Records to use:

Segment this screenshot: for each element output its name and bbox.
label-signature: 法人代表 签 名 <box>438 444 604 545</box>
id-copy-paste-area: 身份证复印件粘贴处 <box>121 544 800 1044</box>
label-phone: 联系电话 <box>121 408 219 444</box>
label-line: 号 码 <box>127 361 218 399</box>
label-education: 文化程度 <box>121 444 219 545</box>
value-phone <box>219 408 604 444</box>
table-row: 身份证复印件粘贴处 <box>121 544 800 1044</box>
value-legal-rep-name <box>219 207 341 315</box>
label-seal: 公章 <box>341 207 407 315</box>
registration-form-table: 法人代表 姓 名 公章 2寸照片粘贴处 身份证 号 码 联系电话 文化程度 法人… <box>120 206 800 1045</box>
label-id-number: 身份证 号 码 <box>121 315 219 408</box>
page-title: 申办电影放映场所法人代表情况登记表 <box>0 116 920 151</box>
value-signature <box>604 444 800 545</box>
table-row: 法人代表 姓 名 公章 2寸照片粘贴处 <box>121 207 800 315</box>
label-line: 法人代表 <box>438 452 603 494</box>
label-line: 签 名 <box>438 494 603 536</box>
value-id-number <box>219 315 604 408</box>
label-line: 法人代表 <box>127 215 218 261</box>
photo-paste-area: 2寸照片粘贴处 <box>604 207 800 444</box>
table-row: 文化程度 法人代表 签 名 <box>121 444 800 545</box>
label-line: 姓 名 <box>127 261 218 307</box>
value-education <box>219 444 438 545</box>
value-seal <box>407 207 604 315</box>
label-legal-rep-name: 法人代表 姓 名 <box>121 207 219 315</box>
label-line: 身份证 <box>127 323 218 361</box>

Stated problem: Reproduce the listing from its first line through the line containing "table-row: 身份证复印件粘贴处 <box>121", with both of those lines included.

Exercise answer:
Segment this screenshot: for each element output its name and bbox.
label-signature: 法人代表 签 名 <box>438 444 604 545</box>
id-copy-paste-area: 身份证复印件粘贴处 <box>121 544 800 1044</box>
label-phone: 联系电话 <box>121 408 219 444</box>
label-line: 号 码 <box>127 361 218 399</box>
label-education: 文化程度 <box>121 444 219 545</box>
value-phone <box>219 408 604 444</box>
table-row: 身份证复印件粘贴处 <box>121 544 800 1044</box>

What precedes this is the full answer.